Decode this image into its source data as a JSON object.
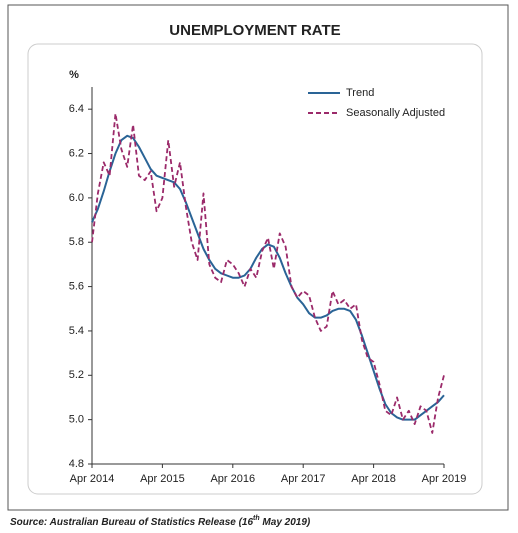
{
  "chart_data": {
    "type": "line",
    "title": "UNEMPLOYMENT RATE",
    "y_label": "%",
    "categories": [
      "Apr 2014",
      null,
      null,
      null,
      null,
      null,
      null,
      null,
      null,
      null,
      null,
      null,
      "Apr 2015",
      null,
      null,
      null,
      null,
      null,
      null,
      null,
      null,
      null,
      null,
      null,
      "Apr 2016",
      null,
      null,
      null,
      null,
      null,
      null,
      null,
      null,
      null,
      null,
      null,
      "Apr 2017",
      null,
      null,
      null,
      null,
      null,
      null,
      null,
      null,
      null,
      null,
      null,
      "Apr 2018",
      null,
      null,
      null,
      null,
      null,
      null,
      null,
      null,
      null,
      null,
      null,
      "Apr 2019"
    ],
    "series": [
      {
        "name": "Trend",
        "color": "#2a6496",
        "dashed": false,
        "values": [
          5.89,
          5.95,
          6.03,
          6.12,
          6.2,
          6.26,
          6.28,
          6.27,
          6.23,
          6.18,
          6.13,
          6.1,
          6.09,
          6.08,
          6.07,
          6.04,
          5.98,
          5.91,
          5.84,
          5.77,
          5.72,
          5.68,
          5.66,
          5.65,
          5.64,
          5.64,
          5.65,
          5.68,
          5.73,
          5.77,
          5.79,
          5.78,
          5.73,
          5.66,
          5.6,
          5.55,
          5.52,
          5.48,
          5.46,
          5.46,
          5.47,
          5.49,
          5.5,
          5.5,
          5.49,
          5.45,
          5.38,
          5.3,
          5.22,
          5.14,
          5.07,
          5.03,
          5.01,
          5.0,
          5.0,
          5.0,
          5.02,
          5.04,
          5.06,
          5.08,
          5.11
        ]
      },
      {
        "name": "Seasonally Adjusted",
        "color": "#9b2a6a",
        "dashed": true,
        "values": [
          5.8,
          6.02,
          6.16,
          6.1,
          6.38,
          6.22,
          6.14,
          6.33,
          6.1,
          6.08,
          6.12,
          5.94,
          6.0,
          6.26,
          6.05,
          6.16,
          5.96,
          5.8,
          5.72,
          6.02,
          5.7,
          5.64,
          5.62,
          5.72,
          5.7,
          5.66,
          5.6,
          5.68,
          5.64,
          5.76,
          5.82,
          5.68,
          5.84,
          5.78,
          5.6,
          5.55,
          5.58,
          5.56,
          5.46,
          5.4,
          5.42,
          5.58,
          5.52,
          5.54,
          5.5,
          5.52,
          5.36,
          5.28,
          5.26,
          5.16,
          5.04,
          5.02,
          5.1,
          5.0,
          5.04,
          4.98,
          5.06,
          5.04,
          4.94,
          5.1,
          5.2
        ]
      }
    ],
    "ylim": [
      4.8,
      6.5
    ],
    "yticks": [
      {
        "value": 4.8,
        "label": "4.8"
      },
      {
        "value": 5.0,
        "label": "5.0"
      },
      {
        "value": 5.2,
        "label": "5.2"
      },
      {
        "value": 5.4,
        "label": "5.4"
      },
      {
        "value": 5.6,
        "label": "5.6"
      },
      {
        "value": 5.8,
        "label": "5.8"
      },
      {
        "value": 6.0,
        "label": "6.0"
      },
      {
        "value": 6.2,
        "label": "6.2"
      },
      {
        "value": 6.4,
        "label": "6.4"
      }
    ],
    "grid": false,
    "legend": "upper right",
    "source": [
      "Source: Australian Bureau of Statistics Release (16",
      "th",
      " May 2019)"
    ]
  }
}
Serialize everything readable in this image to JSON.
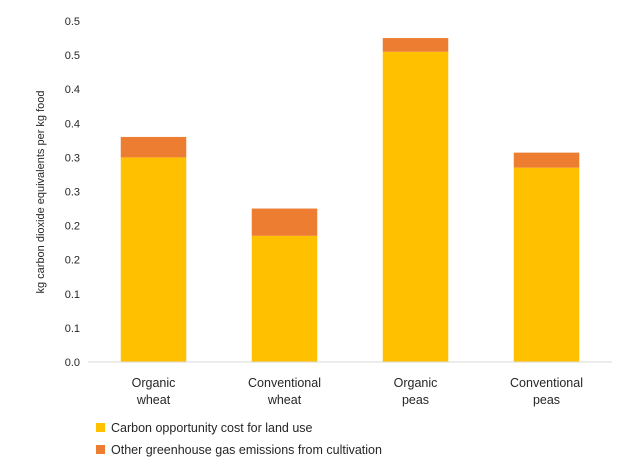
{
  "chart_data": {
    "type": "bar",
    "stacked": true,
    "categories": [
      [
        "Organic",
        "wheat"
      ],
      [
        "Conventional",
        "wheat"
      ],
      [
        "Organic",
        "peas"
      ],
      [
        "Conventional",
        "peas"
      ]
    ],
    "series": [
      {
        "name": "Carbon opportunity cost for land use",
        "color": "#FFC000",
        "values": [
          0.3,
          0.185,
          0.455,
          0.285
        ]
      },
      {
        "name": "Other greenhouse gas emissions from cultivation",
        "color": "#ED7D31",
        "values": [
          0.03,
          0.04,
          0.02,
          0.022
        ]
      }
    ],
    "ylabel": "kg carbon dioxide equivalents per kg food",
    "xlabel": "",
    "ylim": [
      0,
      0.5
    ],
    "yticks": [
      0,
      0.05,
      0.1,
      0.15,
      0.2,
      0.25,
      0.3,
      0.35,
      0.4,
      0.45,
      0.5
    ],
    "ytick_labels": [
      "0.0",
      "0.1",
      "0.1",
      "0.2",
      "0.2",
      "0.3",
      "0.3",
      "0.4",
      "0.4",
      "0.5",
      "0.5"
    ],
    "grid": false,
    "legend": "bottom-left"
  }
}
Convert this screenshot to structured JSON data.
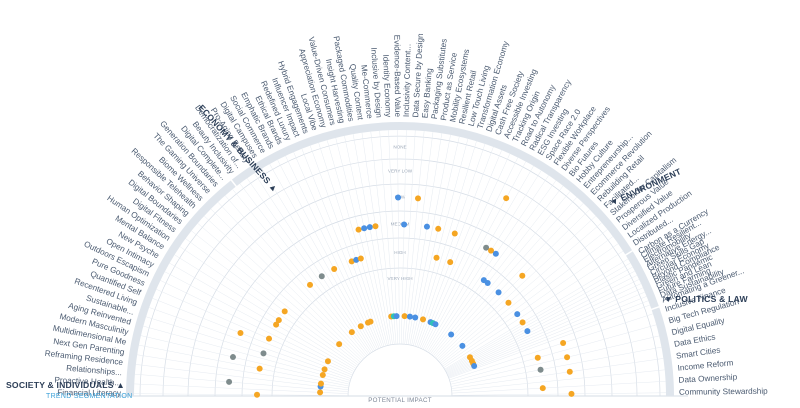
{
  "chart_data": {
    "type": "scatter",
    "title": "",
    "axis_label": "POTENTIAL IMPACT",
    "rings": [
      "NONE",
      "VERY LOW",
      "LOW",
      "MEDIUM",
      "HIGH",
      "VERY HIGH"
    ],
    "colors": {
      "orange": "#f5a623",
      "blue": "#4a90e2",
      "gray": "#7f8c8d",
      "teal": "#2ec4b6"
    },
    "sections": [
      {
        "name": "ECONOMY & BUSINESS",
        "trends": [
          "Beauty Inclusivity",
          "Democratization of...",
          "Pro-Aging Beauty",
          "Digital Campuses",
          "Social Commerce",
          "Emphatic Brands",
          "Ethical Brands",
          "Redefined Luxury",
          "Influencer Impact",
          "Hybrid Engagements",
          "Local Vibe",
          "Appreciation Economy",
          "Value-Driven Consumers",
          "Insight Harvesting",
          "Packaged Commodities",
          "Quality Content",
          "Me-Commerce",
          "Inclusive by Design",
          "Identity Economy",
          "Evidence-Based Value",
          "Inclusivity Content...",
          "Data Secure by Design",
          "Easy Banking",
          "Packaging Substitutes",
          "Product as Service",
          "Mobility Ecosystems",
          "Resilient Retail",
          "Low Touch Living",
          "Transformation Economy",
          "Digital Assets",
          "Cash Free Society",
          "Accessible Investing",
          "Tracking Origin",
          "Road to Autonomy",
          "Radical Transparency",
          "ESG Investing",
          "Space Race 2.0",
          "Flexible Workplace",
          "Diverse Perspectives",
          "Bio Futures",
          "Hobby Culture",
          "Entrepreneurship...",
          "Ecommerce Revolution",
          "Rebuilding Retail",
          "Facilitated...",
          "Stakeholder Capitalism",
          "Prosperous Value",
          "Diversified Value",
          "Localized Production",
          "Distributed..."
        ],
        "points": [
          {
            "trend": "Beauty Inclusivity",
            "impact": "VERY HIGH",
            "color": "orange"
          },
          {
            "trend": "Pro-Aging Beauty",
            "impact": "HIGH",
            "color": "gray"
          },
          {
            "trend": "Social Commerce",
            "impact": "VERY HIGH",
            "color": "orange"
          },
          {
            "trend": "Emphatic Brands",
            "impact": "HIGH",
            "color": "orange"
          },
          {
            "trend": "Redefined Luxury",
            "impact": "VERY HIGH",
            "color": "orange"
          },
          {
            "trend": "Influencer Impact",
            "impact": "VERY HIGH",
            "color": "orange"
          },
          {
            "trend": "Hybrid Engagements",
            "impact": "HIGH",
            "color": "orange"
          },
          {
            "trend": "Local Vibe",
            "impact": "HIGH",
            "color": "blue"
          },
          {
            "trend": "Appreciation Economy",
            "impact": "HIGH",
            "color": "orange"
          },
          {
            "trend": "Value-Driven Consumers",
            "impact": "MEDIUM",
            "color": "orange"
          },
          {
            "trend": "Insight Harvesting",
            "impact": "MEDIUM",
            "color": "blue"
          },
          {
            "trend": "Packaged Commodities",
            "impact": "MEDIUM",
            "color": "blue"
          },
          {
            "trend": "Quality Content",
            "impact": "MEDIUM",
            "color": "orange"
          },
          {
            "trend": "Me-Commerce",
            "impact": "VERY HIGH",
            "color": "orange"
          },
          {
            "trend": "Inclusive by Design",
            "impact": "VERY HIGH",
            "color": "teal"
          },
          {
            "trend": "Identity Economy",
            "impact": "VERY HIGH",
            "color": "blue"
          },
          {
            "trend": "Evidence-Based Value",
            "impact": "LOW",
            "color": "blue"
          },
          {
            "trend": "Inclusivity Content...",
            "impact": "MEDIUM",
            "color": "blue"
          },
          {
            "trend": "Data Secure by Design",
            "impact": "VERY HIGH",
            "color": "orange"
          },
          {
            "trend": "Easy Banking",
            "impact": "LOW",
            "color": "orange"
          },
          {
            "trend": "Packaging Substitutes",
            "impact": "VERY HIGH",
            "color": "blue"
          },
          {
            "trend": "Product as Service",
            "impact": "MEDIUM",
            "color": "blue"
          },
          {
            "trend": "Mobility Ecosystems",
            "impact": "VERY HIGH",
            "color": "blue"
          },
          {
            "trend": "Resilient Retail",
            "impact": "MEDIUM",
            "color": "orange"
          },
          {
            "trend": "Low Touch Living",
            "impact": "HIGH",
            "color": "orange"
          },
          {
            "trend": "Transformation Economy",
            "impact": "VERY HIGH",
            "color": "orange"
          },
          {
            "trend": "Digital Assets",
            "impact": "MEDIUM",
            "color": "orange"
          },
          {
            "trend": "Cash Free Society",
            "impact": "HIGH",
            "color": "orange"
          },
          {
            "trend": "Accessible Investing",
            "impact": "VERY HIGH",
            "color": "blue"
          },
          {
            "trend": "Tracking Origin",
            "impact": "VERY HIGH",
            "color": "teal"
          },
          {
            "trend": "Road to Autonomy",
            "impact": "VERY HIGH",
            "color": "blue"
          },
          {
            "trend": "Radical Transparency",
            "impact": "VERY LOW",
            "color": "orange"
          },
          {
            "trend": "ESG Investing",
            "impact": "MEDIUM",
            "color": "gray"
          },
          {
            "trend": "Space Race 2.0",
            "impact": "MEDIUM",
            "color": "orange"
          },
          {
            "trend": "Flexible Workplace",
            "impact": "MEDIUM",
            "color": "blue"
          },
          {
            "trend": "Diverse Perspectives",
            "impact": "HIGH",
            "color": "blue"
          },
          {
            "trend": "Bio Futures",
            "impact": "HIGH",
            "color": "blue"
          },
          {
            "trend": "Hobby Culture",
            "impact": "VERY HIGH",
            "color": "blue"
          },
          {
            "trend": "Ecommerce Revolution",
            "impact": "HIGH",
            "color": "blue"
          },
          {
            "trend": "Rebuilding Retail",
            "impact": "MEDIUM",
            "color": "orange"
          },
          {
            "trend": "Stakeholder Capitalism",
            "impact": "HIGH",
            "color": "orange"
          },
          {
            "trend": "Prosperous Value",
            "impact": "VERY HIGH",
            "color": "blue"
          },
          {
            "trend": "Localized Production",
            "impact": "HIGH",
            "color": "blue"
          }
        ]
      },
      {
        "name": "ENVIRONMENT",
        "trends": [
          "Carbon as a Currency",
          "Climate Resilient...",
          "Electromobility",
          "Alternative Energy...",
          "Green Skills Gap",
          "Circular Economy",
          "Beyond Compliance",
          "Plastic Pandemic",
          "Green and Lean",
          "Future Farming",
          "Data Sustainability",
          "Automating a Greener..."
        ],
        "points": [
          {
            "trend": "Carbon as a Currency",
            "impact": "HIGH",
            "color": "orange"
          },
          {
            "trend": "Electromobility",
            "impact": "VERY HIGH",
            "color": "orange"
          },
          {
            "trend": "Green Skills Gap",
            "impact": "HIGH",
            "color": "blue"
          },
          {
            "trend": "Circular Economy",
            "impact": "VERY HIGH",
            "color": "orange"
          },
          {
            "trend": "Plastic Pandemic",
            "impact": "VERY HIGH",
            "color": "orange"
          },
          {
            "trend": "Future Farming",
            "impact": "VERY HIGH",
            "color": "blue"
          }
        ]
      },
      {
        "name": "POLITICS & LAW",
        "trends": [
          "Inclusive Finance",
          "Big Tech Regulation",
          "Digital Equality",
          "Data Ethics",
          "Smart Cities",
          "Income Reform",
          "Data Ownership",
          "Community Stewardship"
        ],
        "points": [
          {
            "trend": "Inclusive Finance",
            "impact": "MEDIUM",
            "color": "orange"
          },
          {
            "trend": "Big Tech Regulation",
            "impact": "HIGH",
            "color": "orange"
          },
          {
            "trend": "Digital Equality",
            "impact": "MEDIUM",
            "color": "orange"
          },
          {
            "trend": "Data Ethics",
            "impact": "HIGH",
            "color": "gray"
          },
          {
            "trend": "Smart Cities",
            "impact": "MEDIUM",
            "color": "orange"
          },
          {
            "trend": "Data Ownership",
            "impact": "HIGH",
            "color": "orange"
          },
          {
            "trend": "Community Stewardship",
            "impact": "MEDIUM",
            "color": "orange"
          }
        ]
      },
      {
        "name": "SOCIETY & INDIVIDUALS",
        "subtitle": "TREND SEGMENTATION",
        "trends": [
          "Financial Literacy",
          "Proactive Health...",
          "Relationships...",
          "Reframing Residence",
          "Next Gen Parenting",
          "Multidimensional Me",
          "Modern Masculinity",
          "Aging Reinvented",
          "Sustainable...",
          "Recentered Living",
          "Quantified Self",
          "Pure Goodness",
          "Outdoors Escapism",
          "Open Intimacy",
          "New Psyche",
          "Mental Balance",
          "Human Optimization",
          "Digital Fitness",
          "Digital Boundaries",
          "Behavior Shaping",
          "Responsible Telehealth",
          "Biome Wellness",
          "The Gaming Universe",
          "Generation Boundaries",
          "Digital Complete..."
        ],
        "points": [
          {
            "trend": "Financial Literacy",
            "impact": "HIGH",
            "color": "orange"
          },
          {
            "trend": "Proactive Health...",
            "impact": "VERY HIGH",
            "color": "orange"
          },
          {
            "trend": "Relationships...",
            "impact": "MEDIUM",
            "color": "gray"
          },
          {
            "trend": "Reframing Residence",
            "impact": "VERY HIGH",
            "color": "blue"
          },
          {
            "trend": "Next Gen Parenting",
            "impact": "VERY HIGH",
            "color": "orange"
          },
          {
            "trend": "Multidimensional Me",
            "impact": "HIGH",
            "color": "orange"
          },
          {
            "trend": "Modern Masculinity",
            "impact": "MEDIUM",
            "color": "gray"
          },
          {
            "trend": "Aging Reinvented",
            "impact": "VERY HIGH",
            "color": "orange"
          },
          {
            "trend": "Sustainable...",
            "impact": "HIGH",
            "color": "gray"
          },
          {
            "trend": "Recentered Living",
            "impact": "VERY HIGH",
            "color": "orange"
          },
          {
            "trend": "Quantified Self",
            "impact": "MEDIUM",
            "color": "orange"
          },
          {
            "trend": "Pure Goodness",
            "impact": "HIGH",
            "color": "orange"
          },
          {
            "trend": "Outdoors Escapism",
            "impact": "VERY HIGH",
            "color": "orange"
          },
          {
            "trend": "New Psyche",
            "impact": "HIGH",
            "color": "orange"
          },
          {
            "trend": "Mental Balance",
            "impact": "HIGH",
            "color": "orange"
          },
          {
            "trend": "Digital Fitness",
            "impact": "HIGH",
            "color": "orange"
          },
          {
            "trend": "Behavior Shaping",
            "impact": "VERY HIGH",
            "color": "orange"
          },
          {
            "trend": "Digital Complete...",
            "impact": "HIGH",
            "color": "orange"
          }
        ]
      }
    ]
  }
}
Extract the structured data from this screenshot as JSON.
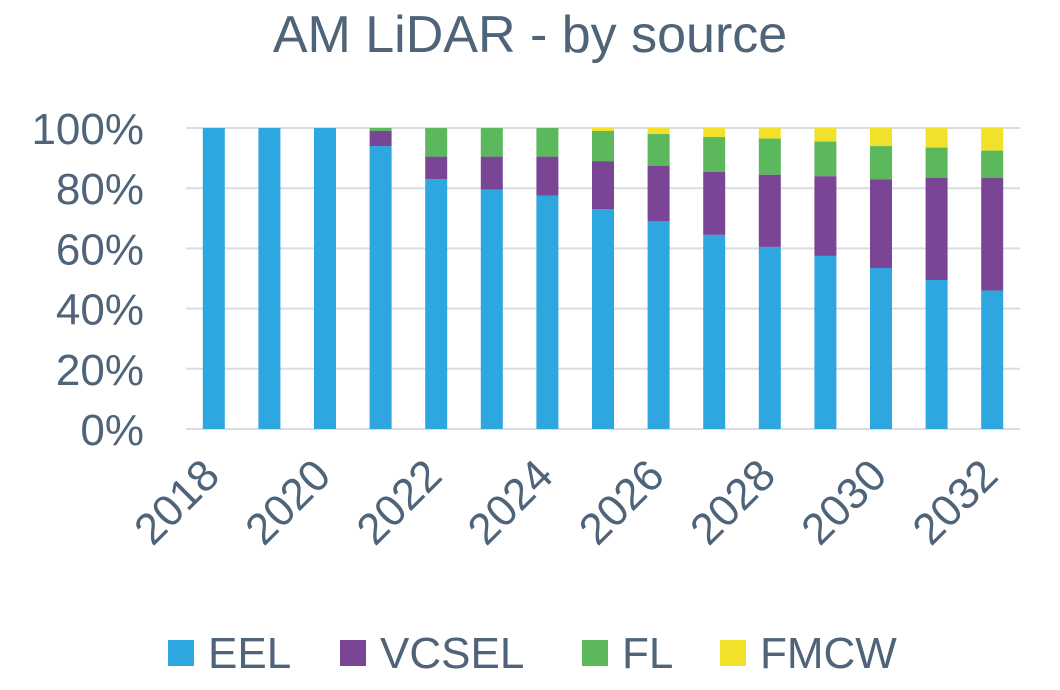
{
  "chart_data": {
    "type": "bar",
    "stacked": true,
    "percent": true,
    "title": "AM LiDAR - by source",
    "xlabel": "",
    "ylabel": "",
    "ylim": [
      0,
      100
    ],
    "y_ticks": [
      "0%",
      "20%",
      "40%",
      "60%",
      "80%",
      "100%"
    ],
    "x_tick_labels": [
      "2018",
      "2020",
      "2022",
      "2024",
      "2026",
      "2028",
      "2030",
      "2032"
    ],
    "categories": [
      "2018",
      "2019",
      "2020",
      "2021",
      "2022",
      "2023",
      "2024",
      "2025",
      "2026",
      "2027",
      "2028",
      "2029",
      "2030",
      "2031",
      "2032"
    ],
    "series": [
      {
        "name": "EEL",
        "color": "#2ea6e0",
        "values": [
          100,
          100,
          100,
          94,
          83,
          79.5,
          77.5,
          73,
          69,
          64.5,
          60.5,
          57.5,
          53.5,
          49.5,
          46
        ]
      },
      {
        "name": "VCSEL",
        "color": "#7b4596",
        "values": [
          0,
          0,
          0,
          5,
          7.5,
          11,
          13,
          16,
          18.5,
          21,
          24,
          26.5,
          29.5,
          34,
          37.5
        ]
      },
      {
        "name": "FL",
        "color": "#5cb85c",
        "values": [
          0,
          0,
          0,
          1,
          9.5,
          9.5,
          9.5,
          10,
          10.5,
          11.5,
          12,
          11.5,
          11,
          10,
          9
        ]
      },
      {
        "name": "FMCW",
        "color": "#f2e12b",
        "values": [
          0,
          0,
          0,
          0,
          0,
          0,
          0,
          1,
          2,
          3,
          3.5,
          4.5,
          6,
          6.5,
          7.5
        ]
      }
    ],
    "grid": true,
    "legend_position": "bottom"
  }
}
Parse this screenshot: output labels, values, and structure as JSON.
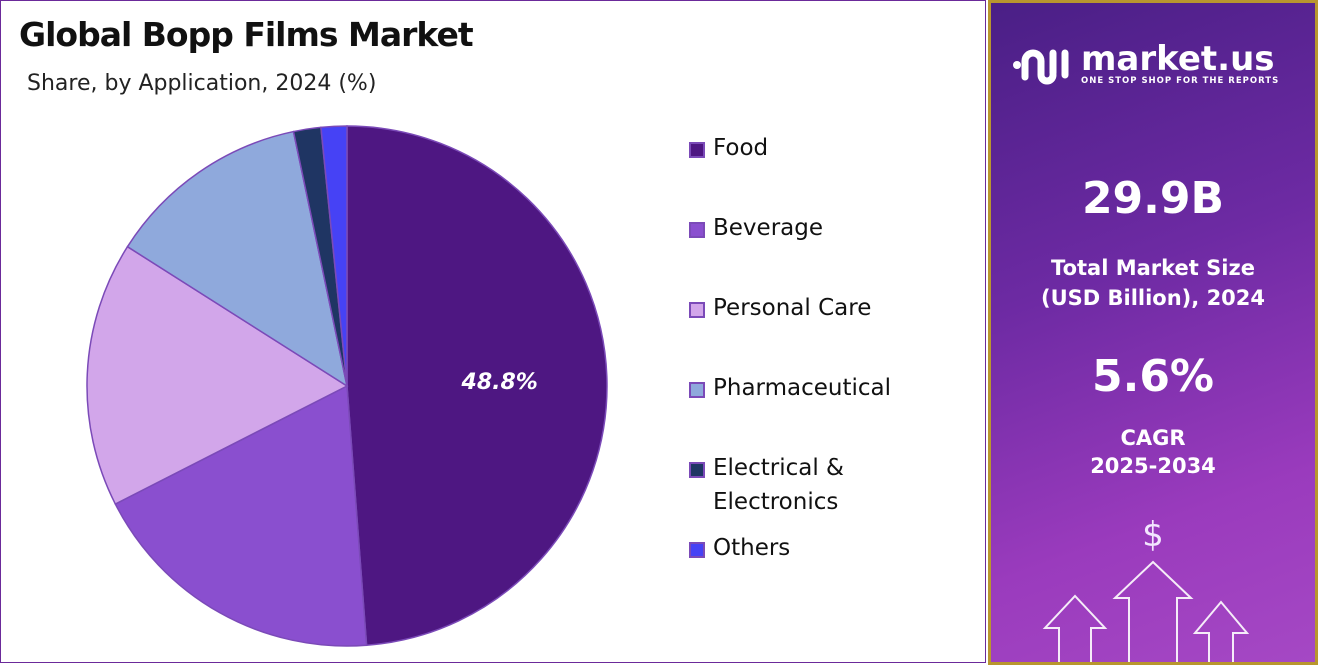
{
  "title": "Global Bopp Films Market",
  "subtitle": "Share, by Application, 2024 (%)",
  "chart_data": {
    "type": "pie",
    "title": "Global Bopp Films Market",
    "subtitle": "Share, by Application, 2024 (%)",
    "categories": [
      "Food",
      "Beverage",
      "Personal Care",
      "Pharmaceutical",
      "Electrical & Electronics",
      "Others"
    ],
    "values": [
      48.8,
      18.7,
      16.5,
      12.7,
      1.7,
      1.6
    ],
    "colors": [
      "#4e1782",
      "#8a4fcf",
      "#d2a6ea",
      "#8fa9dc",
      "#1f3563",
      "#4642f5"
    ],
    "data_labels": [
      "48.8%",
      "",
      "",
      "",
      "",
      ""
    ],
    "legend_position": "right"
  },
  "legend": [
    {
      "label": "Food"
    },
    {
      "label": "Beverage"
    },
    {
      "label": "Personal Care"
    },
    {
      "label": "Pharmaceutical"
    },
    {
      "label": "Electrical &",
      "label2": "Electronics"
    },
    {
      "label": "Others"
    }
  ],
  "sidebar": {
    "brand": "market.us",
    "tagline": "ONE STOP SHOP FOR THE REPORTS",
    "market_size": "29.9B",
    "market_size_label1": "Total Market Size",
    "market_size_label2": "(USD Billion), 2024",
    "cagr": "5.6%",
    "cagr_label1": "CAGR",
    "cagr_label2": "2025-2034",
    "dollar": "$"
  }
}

_STATED GOAL_
Filter the entries down to the lines with the word "Equality" in them.

_REPLY_
          "Digital Equality",
            "trend": "Digital Equality",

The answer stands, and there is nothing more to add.